▸ Text excerpt:
+--
4.3.4 Use of Aggregation and Offsetting in Measuring a Tax Position
An entity may not employ aggregation or offsetting techniques that specifically
apply to multiple tax positions when measuring the benefit associated with a tax
position. Each tax position must be considered and measured independently,
regardless of whether the related benefit is expected to be negotiated with the
tax authority as part of a broader settlement involving multiple tax
positions.
4.3.5 Tax Positions That Are Considered Binary
A tax position is considered binary when there are only two possible outcomes
(e.g., full deduction or 100 percent disallowance).
Because tax authorities are often permitted — in lieu of
litigation — to negotiate a settlement with taxpayers for positions taken in
their income tax returns, very few tax positions are, in practice, binary. In
certain circumstances, however, it may be acceptable to evaluate the amount of
benefit to recognize as if the position was binary (e.g., when the tax position
is so fundamental to the operation of an entity’s business that the entity is
unwilling to compromise). Since such circumstances are expected to be rare, the
entity should use caution in determining whether a tax position should be
considered binary with respect to measuring the amount of tax benefit to
recognize.
If a tax position is considered binary and meets the
more-likely-than-not threshold for recognition, it is appropriate to consider
only two possible outcomes for measurement purposes: the position is sustained
or the position is lost. ASC 740-10-30-7 states, in part:
A tax position that
meets the more-likely-than-not recognition threshold shall initially and
subsequently be measured as the largest amount of tax benefit that is
greater than 50 percent likely of being realized upon settlement with a
taxing authority that has full knowledge of all relevant information.
Measurement of a tax position that meets the more-likely-than-not
recognition threshold shall consider the amounts and probabilities of the
outcomes that could be realized upon settlement using the facts,
circumstances, and information available at the reporting date.
While such situations are rare, when a tax position is considered binary and
meets the more-likely-than-not recognition threshold in ASC 740-10-30-7, that
tax position should be measured at the largest amount that is more than 50
percent likely to be realized, which would generally be the as-filed position
(i.e., full benefit).
Connecting the Dots
When a full tax benefit is recognized for a tax position that is
considered binary and no UTB is presented in the tabular UTB
reconciliation, the entity should consider disclosing additional
information for such tax positions that could have a significant effect
on the entity’s financial position, operations, or cash flows.
+--
▸ Material supplied:

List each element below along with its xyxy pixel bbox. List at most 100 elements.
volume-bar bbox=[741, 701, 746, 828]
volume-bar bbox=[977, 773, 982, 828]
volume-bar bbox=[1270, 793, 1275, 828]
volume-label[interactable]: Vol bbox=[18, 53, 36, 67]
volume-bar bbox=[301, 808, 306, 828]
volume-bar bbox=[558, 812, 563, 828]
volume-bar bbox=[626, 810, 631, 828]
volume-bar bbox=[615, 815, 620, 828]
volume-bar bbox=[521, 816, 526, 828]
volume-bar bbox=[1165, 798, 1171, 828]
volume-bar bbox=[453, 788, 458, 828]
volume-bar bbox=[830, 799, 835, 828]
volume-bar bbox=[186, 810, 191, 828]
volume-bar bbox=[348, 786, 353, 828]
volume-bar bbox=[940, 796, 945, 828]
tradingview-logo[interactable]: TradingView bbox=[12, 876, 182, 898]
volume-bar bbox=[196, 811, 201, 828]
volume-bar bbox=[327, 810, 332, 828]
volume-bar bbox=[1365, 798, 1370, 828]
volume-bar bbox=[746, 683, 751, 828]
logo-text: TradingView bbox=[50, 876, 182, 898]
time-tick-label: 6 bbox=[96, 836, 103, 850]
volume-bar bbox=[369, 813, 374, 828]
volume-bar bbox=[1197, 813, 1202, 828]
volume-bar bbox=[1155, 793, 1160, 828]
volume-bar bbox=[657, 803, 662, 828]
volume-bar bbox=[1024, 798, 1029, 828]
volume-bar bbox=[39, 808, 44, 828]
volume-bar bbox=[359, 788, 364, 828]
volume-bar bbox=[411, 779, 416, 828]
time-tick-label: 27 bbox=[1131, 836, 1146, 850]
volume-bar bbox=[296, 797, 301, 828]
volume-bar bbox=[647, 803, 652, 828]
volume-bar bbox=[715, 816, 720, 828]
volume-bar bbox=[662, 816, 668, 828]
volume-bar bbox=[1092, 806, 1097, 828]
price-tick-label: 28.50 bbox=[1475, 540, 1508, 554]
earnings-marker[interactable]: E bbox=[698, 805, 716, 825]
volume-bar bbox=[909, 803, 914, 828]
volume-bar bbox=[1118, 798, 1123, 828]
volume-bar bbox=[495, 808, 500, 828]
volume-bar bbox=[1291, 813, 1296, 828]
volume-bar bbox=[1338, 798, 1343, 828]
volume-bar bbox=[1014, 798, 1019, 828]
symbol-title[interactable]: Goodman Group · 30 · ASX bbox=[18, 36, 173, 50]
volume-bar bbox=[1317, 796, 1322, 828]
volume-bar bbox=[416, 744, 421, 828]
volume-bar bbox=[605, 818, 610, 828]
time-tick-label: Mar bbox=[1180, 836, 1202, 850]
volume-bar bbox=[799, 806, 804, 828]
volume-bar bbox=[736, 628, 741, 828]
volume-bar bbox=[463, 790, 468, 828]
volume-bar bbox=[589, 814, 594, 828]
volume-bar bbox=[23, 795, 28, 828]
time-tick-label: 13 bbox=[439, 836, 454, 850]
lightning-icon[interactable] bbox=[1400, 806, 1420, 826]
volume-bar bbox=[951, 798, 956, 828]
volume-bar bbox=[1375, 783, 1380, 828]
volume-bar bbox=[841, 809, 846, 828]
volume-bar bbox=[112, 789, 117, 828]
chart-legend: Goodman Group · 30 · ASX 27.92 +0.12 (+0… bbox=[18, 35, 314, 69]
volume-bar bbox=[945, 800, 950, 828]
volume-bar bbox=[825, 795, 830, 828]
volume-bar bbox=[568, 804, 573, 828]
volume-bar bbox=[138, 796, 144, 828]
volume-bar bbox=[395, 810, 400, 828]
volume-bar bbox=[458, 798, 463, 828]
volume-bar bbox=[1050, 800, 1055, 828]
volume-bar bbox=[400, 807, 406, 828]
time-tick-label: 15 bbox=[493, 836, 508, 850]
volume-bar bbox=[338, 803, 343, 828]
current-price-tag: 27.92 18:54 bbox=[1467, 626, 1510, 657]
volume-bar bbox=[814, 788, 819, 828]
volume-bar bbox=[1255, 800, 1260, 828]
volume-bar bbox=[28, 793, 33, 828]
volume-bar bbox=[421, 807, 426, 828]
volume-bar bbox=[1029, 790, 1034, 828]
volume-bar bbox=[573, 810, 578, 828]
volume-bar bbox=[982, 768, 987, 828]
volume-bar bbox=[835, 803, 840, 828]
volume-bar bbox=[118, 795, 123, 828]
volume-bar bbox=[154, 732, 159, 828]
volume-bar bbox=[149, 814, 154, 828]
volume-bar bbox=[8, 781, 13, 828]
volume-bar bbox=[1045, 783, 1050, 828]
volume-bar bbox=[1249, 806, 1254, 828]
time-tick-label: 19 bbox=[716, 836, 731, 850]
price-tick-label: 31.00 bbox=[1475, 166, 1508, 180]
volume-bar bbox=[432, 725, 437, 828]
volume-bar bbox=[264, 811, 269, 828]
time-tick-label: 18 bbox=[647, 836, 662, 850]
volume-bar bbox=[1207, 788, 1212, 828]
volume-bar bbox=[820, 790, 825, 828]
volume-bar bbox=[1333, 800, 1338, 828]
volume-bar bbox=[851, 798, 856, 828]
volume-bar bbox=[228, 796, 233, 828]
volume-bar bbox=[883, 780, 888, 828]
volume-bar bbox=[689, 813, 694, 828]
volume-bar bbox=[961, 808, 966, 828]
+--
▸ Set exercise: Please edit the passage on measuring tax positions: rewrite everything from "While such situations" down to "(i.e., full benefit).", putting "originally filed position" in place of "as-filed position".

▸ Written response:
While such situations are rare, when a tax position is considered binary and
meets the more-likely-than-not recognition threshold in ASC 740-10-30-7, that
tax position should be measured at the largest amount that is more than 50
percent likely to be realized, which would generally be the originally filed position
(i.e., full benefit).